### What you are asked to do
For the listing below, give the count of lines containing "thought", and no other text.

### Dataset
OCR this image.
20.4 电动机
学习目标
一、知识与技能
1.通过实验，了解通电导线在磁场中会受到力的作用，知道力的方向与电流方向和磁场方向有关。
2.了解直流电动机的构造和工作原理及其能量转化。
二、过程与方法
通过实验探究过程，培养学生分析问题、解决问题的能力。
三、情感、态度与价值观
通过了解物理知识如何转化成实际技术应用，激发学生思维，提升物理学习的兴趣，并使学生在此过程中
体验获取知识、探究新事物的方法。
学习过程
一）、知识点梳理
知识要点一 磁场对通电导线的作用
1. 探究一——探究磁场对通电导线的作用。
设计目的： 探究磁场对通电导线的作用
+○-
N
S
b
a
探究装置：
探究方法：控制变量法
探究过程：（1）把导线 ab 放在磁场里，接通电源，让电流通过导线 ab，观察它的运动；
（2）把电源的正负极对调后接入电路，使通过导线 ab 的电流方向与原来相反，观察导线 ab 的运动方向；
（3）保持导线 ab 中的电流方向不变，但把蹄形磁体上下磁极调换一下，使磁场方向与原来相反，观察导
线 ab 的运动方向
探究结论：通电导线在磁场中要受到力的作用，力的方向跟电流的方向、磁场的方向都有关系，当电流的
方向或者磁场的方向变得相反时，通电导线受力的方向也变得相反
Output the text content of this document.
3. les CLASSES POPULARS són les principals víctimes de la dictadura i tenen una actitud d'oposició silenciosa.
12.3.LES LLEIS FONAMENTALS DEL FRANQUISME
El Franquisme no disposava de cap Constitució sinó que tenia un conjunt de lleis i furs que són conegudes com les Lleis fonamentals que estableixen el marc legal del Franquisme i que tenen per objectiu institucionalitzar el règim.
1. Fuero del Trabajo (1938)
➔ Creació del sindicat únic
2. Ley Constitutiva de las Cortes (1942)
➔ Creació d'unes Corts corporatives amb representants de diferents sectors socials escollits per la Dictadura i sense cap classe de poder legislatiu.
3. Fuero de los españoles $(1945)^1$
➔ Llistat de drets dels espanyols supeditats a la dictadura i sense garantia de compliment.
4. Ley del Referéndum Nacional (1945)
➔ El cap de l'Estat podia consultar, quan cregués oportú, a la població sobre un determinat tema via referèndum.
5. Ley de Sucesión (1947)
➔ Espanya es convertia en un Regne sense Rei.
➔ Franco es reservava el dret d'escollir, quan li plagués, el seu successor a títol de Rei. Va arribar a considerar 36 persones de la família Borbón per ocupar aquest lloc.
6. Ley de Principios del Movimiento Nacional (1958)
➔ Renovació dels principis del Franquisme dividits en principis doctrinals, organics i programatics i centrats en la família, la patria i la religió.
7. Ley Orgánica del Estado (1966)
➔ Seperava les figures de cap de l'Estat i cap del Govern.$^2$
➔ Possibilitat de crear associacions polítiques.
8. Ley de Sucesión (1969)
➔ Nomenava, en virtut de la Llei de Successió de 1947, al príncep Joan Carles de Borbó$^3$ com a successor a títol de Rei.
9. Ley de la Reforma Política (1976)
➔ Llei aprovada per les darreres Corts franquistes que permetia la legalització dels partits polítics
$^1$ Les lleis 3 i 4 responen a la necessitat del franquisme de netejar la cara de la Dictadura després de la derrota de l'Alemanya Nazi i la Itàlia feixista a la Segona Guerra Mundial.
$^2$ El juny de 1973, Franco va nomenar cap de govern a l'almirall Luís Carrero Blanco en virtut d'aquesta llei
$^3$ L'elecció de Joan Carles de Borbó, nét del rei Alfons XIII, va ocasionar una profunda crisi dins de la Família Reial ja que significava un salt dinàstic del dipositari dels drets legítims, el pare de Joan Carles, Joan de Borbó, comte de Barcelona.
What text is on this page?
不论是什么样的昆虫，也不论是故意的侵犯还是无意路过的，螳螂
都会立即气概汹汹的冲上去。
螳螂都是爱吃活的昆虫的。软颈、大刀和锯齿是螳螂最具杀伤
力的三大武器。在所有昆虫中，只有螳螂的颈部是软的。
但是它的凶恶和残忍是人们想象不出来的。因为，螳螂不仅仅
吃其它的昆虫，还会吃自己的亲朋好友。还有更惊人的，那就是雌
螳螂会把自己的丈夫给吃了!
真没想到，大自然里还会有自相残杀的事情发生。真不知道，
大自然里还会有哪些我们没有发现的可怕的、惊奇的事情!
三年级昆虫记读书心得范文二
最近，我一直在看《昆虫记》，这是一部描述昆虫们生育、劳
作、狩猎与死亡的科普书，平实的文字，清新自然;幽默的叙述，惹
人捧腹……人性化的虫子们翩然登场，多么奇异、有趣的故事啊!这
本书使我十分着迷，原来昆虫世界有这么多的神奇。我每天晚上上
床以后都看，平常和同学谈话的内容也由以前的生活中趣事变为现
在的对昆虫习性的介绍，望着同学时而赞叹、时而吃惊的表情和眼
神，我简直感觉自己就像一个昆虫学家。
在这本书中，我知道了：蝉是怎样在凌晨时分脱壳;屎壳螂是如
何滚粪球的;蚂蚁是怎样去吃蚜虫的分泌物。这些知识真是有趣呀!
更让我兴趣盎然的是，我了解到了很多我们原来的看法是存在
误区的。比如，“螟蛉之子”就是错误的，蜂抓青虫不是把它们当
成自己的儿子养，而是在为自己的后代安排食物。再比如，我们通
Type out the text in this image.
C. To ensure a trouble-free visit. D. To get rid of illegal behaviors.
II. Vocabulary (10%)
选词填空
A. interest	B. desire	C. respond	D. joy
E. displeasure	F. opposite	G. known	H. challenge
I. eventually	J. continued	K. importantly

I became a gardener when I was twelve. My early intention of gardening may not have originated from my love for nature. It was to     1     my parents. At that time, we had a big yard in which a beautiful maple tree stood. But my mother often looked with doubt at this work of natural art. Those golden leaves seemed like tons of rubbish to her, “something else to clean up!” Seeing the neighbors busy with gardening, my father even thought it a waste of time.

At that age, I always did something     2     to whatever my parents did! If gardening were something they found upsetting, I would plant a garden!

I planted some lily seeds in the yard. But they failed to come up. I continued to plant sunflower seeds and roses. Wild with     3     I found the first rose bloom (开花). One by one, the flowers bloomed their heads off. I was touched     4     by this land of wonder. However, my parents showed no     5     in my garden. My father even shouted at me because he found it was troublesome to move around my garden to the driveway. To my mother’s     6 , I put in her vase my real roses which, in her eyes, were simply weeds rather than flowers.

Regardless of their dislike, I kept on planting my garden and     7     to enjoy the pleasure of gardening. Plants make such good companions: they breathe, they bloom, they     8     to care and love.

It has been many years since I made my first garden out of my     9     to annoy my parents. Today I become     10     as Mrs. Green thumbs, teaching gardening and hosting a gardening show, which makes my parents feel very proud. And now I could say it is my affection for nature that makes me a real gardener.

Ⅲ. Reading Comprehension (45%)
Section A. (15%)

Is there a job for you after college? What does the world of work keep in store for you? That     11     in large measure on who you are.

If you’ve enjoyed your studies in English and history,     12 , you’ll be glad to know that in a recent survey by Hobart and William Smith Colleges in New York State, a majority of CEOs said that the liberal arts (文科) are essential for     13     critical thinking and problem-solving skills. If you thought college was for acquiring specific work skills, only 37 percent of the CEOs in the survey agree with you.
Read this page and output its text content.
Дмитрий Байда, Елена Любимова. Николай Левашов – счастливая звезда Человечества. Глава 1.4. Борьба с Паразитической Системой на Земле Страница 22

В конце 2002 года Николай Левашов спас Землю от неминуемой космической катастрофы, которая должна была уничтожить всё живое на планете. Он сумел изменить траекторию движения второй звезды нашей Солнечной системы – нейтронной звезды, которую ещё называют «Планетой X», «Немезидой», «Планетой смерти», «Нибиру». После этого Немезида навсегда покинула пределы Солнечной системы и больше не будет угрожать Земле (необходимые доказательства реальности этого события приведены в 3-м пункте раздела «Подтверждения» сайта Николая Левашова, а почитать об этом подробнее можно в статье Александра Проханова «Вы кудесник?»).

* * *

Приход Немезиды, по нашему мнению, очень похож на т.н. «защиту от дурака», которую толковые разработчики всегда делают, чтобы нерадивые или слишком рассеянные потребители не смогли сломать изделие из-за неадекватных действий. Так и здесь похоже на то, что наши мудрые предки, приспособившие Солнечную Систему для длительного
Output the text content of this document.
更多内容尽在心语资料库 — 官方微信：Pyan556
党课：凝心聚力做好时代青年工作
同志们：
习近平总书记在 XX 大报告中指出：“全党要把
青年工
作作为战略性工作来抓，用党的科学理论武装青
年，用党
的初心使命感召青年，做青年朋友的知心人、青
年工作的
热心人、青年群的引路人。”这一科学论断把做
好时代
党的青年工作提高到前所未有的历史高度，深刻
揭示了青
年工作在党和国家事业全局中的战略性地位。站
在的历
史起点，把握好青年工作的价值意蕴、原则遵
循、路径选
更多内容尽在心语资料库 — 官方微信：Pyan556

### Solution for this task
2